| Dataset records |
* * * * *

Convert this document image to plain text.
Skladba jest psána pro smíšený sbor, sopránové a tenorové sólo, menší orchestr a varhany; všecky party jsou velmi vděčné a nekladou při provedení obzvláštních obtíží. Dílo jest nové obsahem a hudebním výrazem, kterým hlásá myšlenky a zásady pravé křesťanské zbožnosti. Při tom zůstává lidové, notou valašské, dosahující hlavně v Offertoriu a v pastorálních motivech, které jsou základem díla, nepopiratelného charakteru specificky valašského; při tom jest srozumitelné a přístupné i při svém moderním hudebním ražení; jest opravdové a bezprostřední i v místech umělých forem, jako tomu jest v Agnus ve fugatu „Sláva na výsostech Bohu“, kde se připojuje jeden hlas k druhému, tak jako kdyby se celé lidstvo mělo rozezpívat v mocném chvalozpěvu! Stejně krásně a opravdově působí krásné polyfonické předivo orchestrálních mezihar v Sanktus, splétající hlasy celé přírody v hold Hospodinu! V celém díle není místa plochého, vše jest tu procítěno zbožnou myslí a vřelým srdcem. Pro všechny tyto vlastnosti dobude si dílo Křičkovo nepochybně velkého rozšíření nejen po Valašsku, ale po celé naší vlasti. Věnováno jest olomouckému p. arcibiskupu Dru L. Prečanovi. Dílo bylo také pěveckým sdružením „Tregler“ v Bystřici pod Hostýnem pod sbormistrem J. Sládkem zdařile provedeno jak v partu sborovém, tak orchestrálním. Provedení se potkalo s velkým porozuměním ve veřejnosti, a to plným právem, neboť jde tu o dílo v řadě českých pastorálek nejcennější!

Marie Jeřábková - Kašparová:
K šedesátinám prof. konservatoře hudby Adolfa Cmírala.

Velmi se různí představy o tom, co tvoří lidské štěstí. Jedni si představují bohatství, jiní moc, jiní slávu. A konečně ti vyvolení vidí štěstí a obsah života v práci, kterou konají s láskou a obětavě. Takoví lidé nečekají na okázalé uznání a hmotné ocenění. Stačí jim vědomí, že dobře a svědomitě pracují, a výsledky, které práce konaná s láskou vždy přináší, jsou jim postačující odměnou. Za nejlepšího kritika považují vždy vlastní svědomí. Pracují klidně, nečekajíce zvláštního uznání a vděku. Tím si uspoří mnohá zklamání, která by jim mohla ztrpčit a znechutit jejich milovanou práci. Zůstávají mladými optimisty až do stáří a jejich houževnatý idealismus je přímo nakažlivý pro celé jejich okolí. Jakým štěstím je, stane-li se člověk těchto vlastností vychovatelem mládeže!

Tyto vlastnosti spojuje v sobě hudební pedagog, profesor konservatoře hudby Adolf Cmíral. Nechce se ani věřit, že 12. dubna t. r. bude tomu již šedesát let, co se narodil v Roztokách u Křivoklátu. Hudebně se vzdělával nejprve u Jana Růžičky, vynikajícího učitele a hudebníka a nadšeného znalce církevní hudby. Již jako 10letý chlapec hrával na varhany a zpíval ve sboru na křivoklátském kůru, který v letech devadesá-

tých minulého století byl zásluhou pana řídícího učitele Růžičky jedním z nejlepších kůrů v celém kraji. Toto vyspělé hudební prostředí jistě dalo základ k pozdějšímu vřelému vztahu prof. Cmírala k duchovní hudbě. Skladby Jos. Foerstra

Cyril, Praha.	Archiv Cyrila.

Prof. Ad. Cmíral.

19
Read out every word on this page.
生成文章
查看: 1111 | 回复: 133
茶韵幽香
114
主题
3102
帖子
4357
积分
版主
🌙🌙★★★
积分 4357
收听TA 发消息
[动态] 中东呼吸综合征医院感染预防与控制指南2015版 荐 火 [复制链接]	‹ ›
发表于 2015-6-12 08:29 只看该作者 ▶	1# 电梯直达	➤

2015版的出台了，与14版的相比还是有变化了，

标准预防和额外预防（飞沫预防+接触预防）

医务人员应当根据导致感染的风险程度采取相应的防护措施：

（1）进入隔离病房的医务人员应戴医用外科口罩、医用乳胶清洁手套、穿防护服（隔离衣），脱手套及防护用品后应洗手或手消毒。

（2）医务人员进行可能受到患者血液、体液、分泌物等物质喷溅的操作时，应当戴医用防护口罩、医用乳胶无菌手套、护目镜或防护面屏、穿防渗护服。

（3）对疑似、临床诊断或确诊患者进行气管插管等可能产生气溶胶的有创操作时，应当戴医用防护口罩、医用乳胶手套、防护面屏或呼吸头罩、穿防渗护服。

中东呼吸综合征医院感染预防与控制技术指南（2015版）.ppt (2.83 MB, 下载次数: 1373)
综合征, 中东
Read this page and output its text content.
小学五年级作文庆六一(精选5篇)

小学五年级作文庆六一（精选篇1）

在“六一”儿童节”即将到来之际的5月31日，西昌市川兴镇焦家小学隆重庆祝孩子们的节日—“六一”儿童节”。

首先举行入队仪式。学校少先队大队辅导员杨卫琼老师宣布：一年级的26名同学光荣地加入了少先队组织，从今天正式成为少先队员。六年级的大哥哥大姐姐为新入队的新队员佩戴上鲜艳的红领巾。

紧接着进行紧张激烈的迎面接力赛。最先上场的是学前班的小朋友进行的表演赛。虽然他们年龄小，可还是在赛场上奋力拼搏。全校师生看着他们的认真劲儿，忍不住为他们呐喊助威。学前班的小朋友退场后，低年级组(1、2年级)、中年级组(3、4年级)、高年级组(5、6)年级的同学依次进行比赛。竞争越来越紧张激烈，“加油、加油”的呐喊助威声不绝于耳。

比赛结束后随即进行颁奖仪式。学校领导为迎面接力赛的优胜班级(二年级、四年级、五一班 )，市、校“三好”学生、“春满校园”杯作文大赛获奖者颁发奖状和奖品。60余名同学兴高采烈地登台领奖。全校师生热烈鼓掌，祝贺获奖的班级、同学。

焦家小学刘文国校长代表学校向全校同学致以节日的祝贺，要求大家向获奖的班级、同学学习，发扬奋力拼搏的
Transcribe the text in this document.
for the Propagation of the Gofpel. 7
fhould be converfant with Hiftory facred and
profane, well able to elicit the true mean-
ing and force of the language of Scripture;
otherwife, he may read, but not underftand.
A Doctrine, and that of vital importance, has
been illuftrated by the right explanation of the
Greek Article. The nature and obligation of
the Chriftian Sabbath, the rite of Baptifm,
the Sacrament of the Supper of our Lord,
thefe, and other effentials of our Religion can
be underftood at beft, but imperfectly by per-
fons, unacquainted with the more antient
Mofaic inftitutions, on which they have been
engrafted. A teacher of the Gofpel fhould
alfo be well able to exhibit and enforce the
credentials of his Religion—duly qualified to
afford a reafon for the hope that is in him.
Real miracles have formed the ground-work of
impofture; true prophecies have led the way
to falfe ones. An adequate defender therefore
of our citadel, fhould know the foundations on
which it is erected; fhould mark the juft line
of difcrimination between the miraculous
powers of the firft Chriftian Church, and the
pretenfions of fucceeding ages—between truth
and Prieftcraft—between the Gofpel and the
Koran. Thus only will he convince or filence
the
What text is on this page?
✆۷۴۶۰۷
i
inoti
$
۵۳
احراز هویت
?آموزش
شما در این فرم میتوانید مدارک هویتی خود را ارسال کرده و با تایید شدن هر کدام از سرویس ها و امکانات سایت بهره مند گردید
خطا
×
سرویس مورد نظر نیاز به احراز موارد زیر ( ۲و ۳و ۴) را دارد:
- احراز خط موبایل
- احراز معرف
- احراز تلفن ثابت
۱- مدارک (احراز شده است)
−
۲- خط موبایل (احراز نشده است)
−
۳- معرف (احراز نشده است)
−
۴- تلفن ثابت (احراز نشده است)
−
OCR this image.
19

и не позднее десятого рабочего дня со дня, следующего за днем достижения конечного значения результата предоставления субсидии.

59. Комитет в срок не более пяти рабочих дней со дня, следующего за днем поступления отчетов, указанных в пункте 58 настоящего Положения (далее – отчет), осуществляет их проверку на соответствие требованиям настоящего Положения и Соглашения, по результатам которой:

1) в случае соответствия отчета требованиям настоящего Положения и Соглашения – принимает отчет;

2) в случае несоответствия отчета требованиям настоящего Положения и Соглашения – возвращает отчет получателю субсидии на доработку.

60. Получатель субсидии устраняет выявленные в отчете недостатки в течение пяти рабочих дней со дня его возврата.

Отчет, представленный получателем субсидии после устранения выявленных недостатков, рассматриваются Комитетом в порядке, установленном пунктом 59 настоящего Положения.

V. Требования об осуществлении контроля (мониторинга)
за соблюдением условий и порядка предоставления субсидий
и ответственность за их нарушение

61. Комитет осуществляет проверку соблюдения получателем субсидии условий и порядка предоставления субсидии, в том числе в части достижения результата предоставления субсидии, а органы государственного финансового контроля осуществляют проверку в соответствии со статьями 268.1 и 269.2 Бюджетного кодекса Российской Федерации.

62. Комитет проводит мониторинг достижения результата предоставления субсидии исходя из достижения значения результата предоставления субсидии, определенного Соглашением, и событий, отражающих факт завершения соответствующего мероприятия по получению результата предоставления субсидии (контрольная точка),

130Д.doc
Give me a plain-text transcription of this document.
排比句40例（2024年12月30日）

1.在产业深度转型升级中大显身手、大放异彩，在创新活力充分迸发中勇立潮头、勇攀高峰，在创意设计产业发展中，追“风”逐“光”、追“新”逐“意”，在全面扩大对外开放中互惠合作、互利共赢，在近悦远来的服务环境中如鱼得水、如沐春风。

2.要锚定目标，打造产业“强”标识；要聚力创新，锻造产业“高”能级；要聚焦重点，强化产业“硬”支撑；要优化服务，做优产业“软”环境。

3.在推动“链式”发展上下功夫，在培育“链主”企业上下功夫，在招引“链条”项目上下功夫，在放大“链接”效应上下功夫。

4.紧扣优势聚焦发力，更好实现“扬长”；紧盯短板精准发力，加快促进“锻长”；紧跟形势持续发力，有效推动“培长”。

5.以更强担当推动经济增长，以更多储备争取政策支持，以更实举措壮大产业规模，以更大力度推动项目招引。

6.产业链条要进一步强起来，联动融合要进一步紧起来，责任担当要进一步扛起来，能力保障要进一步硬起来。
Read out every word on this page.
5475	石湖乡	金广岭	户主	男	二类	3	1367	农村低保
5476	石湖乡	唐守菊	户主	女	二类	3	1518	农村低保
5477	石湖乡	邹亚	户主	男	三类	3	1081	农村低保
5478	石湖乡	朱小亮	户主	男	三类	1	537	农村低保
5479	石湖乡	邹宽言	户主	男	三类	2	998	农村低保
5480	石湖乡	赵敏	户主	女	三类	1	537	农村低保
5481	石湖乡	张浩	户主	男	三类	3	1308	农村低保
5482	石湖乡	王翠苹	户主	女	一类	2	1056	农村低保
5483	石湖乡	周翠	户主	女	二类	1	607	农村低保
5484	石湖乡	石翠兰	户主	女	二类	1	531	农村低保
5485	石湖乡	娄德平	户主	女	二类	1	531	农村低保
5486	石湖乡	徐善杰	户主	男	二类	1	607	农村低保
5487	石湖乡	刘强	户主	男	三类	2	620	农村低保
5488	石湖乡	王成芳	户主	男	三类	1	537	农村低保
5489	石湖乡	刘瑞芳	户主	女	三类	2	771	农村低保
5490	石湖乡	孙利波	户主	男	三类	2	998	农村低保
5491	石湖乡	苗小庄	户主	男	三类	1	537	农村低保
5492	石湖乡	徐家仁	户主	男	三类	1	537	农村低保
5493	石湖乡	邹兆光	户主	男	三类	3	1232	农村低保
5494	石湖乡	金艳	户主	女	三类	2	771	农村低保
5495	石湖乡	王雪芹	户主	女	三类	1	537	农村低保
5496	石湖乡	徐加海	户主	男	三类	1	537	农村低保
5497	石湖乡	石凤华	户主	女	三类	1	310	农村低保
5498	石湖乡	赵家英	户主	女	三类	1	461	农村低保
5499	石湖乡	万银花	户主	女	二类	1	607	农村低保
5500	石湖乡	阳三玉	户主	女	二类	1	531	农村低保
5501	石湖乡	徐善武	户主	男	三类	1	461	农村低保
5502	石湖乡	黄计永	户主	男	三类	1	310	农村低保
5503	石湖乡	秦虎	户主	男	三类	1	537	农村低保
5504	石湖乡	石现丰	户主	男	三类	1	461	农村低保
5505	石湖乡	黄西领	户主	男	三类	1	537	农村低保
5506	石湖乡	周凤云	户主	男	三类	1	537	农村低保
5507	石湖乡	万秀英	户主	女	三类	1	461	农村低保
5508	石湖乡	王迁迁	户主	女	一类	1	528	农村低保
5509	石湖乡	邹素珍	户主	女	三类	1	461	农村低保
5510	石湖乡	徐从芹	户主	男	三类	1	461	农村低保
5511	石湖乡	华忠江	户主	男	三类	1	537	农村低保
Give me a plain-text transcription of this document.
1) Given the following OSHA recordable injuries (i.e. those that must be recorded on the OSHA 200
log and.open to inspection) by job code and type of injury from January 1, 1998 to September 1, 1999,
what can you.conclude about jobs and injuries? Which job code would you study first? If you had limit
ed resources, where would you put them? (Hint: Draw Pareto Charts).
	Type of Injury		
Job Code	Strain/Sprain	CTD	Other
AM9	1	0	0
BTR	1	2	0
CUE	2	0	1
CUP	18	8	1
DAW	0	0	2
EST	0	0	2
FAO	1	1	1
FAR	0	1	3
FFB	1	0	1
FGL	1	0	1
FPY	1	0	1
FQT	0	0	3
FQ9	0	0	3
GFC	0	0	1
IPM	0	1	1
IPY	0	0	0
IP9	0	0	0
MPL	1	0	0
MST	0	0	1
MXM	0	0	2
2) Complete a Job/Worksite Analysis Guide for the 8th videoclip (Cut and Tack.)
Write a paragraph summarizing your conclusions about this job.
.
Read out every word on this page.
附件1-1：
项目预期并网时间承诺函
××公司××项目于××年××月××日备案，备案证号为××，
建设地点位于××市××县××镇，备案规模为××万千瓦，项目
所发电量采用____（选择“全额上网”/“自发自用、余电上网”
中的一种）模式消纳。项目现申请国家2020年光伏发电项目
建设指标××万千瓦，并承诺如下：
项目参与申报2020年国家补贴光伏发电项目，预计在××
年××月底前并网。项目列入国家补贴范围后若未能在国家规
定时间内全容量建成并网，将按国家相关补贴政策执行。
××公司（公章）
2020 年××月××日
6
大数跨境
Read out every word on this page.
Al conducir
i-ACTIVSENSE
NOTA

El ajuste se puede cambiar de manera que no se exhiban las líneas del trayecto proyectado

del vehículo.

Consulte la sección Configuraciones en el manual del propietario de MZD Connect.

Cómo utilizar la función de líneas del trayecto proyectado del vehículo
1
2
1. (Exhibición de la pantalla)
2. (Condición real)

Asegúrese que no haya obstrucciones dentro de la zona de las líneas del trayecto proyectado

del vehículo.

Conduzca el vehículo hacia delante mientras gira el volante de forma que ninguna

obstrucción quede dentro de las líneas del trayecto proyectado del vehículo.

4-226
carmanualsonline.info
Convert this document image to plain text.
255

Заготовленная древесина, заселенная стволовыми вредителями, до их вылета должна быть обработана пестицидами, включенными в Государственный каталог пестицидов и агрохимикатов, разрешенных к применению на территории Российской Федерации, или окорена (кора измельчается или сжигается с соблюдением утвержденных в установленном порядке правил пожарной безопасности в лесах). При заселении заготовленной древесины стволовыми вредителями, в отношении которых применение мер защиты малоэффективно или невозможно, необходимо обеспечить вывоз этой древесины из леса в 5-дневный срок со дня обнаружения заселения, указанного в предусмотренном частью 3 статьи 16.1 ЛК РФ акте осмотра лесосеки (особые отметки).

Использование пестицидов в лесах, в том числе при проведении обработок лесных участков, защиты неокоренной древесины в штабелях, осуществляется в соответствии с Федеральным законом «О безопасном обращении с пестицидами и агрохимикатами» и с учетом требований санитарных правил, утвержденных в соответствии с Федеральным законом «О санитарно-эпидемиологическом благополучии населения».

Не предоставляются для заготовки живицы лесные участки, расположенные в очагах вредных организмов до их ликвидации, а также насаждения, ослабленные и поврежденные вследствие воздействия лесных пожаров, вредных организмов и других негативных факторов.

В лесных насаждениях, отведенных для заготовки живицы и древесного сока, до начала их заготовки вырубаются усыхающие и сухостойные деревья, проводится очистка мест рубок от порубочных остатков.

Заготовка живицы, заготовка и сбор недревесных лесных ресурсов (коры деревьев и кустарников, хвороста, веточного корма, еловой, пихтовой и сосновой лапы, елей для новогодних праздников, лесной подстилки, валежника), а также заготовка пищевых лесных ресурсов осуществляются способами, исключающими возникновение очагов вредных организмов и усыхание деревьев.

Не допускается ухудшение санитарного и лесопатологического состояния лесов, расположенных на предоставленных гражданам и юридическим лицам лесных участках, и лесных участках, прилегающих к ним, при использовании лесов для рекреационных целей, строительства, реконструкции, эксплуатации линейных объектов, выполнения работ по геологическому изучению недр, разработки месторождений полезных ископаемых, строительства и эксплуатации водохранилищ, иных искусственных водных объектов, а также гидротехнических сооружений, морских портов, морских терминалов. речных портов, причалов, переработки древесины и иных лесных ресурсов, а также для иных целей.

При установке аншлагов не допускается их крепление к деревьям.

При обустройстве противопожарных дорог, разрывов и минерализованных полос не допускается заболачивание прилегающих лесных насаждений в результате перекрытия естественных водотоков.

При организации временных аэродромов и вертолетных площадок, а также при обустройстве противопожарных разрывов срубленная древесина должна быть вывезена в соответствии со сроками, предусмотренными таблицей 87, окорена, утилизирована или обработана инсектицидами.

* * * * *

| PROBLEM STATEMENT |
Copy out every line from the records that has the word "Федерации".

| SOLUTION TO THIS TASK |
61. Комитет осуществляет проверку соблюдения получателем субсидии условий и порядка предоставления субсидии, в том числе в части достижения результата предоставления субсидии, а органы государственного финансового контроля осуществляют проверку в соответствии со статьями 268.1 и 269.2 Бюджетного кодекса Российской Федерации.
Заготовленная древесина, заселенная стволовыми вредителями, до их вылета должна быть обработана пестицидами, включенными в Государственный каталог пестицидов и агрохимикатов, разрешенных к применению на территории Российской Федерации, или окорена (кора измельчается или сжигается с соблюдением утвержденных в установленном порядке правил пожарной безопасности в лесах). При заселении заготовленной древесины стволовыми вредителями, в отношении которых применение мер защиты малоэффективно или невозможно, необходимо обеспечить вывоз этой древесины из леса в 5-дневный срок со дня обнаружения заселения, указанного в предусмотренном частью 3 статьи 16.1 ЛК РФ акте осмотра лесосеки (особые отметки).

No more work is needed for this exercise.